Prompt 1 :: In the thread about the KVM GIC race, which function does not serialize on a VM lock?
Prompt 2 :: Shorten the paragraph of the KVM GIC race thread that begins "Then if we can't register the MMIO region" and keep its main facts.
Prompt 3 :: Carry on the KVM GIC race thread from its last message.

Text passage ::
§
On Thu, 10 Oct 2024 00:27:46 +0100, Oliver Upton oliver.upton@linux.dev wrote:
On Wed, Oct 09, 2024 at 12:36:32PM -0700, Sean Christopherson wrote:
On Wed, Oct 09, 2024, Oliver Upton wrote:
On Wed, Oct 09, 2024 at 07:36:03PM +0100, Marc Zyngier wrote:
As there is very little ordering in the KVM API, userspace can instanciate a half-baked GIC (missing its memory map, for example) at almost any time.
This means that, with the right timing, a thread running vcpu-0 can enter the kernel without a GIC configured and get a GIC created behind its back by another thread. Amusingly, it will pick up that GIC and start messing with the data structures without the GIC having been fully initialised.
Huh, I'm definitely missing something. Could you remind me where we open up this race between KVM_RUN && kvm_vgic_create()?
Sorry, I sent the patch bombs away and decided to get my life back for the evening... Doesn't help that the commit message isn't very clear (if not wrong in some respects),.
Ah, duh, I see it now. kvm_arch_vcpu_run_pid_change() doesn't serialize on a VM lock, and kvm_vgic_map_resources() has an early return for vgic_ready() letting it blow straight past the config_lock.
That. The problem is not so much with the vgic creation (which doesn't do much) but with the vgic_init() part followed by the map_resources horror.
Then if we can't register the MMIO region for the distributor everything comes crashing down and a vCPU has made it into the KVM_RUN loop w/ the VGIC-shaped rug pulled out from under it. There's definitely another functional bug here where a vCPU's attempts to poke the distributor wind up reaching userspace as MMIO exits. But we can worry about that another day.
§
Given data ::
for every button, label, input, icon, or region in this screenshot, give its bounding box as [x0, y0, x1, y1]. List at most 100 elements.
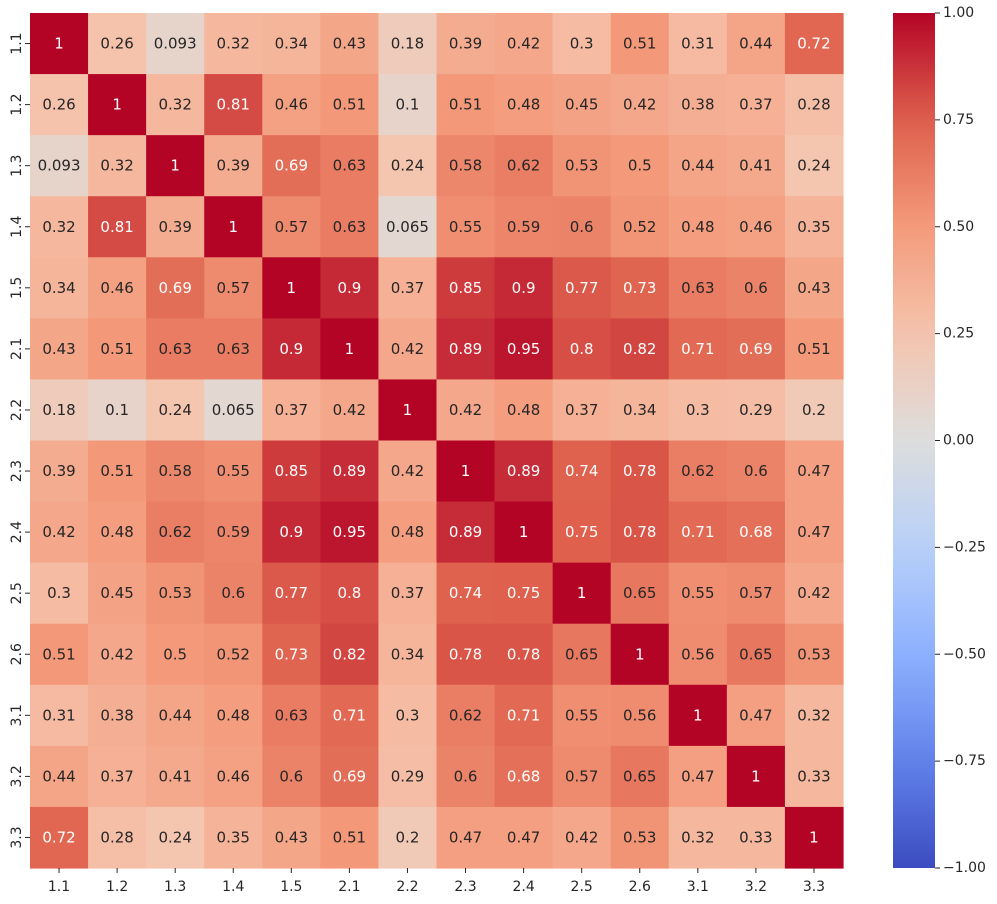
§
Exercise result 1 :: kvm_arch_vcpu_run_pid_change()

Exercise result 2 :: If the distributor's MMIO region can't be registered, everything crashes while a vCPU is already in the KVM_RUN loop with no working VGIC underneath it. There is also a separate functional bug: a vCPU's accesses to the distributor can reach userspace as MMIO exits. That one can be dealt with later.

Exercise result 3 ::
I don't think that one is that bad. Userspace got us here, and they now see an MMIO exit for something that it is not prepared to handle. Suck it up and die (on a black size M t-shirt, please).
If memory serves, kvm_vgic_map_resources() used to do all of this behind the config_lock to cure the race, but that wound up inverting lock ordering on srcu.
Probably something like that. We also used to hold the kvm lock, which made everything much simpler, but awfully wrong.
Note to self: Impose strict ordering on GIC initialization v. vCPU creation if/when we get a new flavor of irqchip.
One of the things we should have done when introducing GICv3 is to impose that at KVM_DEV_ARM_VGIC_CTRL_INIT, the GIC memory map is final. I remember some push-back on the QEMU side of things, as they like to decouple things, but this has proved to be a nightmare.
I'd thought the fact that the latter takes all the vCPU mutexes and checks if any vCPU in the VM has run would be enough to guard against such a race, but clearly not...
Any chance that fixing bugs where vCPU0 can be accessed (and run!) before its fully online help?
That's an equally gross bug, but kvm_vgic_create() should still be safe w.r.t. vCPU creation since both hold the kvm->lock in the right spot. That is, since kvm_vgic_create() is called under the lock any vCPUs visible to userspace should exist in the vCPU xarray.
The crappy assumption here is kvm_arch_vcpu_run_pid_change() and its callees are allowed to destroy VM-scoped structures in error handling.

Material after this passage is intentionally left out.